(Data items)
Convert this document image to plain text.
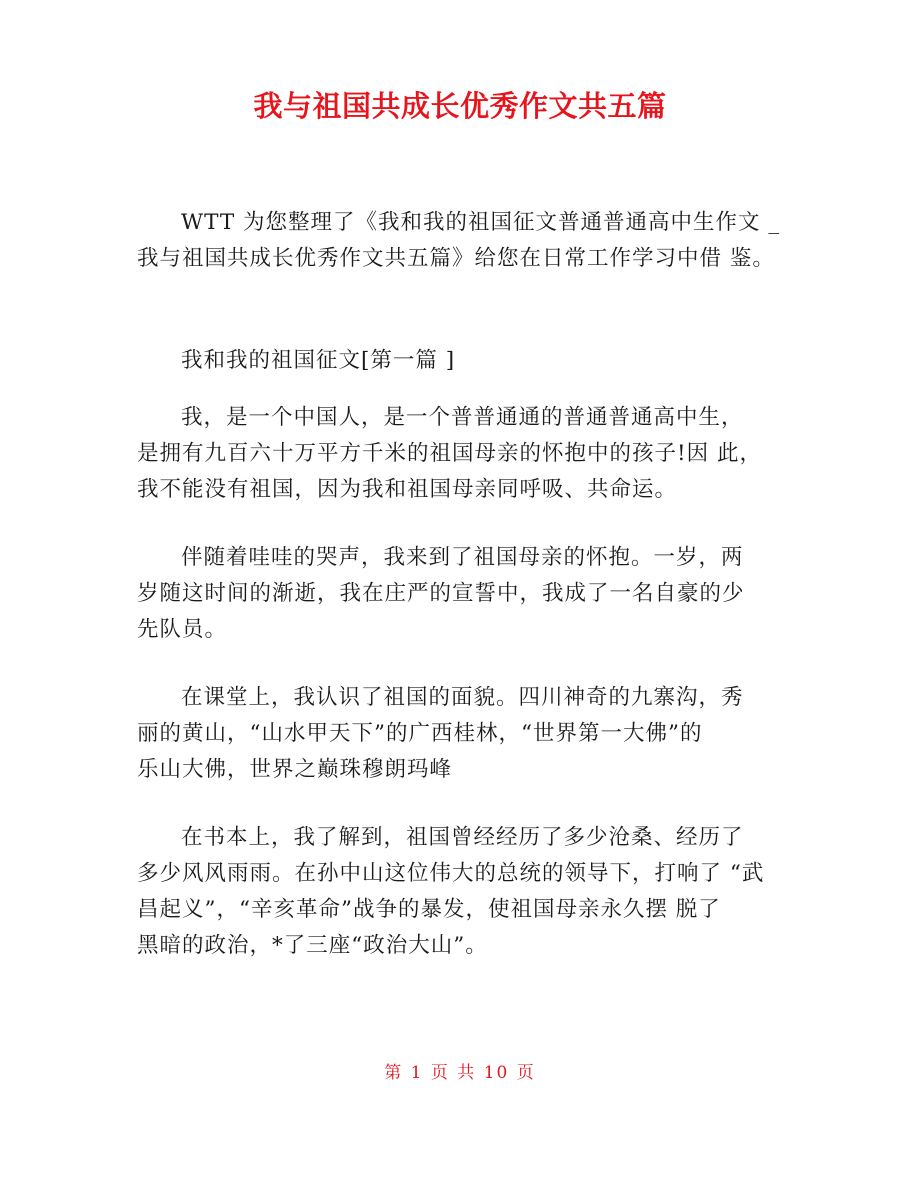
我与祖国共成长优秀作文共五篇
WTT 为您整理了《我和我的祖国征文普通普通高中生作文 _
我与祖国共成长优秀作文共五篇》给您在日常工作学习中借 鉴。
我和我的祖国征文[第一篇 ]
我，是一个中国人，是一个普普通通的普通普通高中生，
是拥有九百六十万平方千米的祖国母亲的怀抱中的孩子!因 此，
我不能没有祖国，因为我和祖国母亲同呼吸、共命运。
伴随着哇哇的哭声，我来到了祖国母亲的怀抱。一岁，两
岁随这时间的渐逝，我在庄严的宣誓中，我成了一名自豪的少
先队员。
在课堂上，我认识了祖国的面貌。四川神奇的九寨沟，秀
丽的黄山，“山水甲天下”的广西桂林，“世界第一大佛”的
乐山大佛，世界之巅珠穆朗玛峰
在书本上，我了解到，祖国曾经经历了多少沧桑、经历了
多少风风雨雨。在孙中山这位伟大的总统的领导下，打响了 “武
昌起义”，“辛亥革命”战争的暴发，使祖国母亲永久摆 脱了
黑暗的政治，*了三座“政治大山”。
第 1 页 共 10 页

--

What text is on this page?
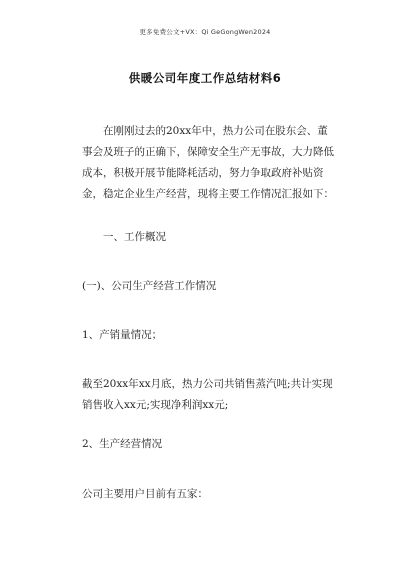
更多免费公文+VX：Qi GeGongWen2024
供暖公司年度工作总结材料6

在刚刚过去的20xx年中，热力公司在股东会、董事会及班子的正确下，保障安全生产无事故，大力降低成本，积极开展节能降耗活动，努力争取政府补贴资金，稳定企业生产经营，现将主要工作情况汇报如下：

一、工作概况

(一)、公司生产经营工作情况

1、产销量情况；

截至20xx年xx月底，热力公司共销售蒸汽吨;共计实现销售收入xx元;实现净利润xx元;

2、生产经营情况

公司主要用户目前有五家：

*PROBLEM DESCRIPTION*
Your answer should be only the number of lines that hold the word "我与祖国共成长优秀作文共五篇".

*THE ANSWER*
2